§ **What is expected**: Return all lines that include the string "Vario".

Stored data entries
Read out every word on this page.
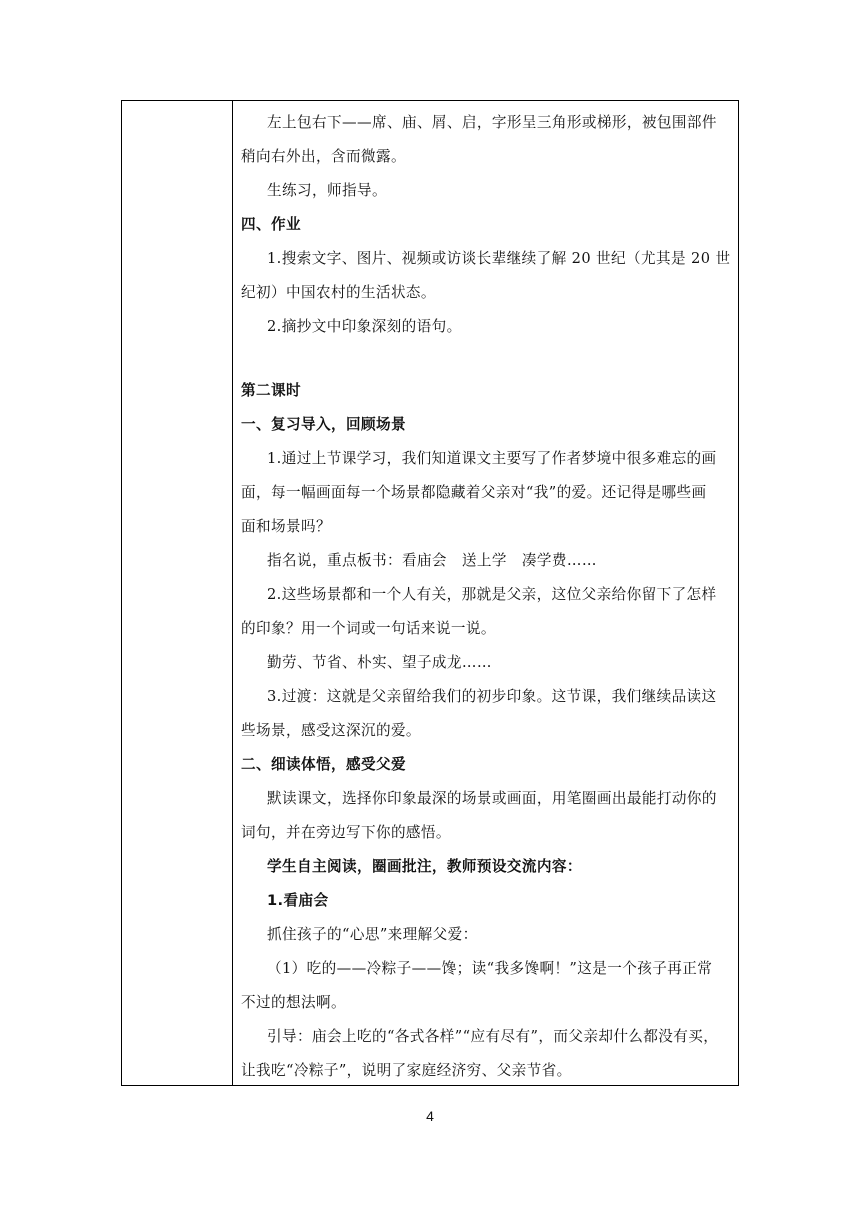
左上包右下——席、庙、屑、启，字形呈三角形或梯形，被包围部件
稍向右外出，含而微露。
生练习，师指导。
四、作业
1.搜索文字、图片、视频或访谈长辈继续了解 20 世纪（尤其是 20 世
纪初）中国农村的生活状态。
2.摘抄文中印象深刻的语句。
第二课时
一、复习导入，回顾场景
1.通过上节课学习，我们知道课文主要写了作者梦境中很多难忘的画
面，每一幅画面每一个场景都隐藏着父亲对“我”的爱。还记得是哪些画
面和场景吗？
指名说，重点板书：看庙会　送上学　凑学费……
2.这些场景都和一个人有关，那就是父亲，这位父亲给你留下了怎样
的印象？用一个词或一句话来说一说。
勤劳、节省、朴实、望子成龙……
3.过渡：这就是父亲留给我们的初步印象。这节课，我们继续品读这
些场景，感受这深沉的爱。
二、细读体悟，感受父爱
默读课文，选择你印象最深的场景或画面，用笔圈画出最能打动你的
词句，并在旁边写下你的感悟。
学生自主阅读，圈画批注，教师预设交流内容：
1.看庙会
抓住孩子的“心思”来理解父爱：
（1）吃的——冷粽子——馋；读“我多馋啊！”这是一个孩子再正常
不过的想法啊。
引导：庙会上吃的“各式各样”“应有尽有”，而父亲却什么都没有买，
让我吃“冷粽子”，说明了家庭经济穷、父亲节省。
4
...
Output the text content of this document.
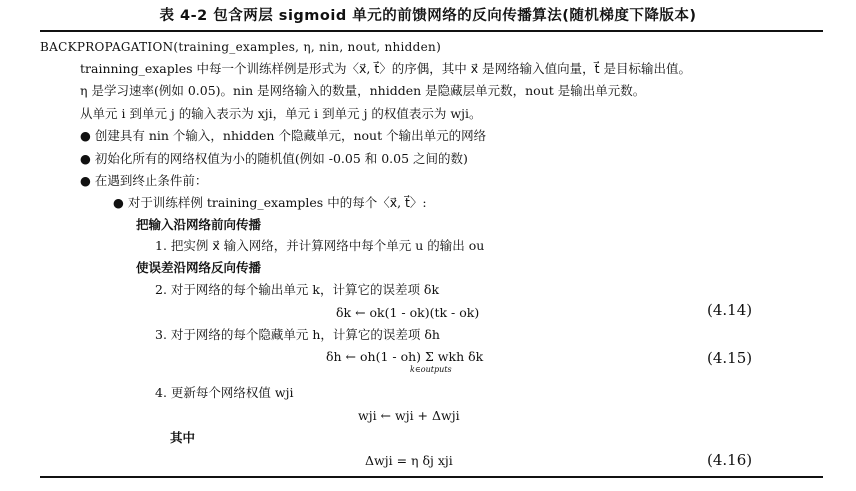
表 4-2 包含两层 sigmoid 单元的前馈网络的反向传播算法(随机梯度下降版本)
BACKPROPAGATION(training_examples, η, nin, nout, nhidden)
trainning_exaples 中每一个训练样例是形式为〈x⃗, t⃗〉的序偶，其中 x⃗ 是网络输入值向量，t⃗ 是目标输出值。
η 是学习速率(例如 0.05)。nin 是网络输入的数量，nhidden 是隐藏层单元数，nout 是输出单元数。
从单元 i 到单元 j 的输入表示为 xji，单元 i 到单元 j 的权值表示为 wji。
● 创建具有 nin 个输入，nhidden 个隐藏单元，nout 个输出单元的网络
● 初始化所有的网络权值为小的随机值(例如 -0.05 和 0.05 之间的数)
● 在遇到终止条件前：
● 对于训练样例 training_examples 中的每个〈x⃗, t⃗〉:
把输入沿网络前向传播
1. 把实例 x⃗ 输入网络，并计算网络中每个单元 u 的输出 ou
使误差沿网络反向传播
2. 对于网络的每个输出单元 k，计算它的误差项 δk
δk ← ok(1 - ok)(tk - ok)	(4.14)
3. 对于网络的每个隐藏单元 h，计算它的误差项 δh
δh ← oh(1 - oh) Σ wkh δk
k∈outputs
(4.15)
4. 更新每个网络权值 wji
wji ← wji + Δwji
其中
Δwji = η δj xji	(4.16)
---
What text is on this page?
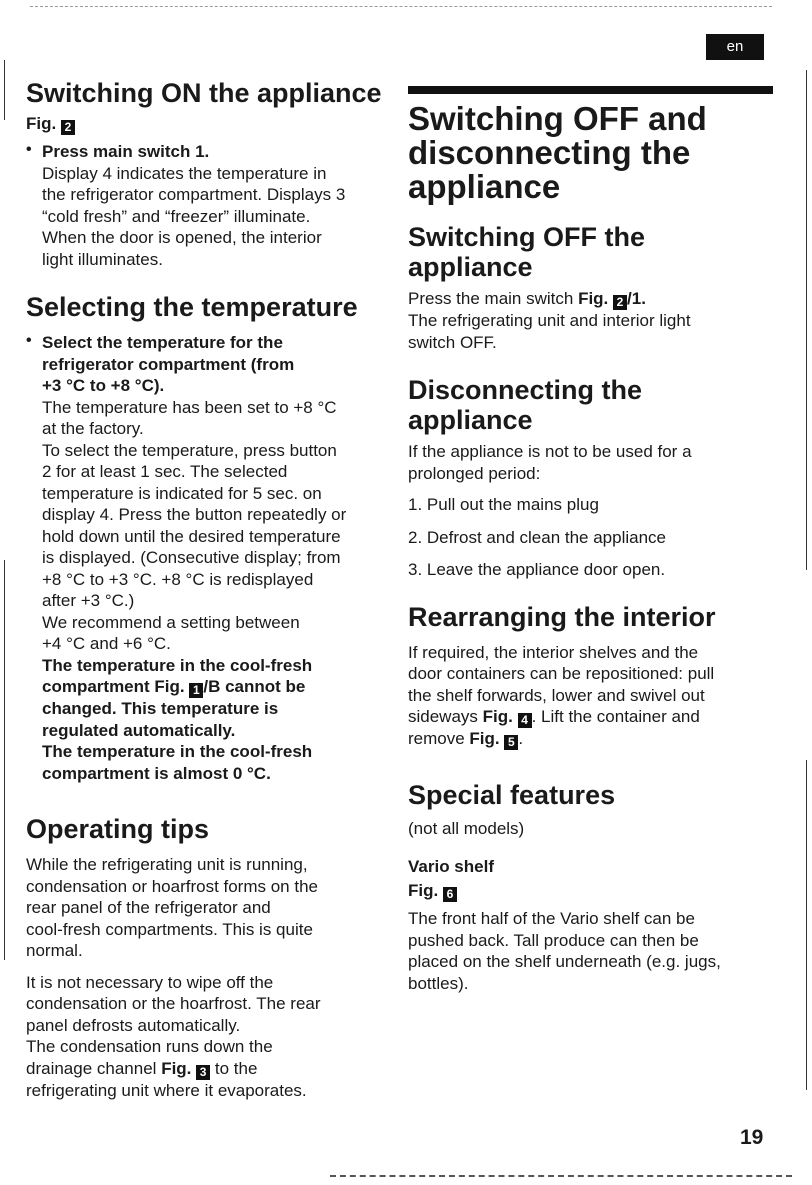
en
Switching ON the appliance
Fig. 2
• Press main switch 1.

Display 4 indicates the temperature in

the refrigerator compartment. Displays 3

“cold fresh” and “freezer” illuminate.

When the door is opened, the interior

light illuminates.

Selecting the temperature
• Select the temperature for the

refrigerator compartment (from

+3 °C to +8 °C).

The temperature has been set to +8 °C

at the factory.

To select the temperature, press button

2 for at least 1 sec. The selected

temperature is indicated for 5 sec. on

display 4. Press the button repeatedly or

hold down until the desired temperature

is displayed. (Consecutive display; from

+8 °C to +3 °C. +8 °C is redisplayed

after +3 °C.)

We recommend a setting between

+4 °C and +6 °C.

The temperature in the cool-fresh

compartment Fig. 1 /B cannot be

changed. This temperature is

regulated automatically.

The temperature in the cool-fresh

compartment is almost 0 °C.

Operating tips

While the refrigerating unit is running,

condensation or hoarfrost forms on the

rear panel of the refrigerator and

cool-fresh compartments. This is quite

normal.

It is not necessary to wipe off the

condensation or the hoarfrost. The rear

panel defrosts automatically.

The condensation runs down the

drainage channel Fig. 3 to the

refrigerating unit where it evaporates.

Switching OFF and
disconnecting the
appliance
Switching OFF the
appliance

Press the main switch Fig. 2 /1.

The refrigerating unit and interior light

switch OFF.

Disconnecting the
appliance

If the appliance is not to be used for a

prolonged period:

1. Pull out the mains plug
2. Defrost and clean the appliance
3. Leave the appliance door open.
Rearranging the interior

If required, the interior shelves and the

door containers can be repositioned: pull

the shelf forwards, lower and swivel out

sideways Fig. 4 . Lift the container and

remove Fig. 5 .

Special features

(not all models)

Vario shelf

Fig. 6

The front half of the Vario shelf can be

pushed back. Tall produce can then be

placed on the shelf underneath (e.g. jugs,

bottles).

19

§ **Exercise output**:
Vario shelf
The front half of the Vario shelf can be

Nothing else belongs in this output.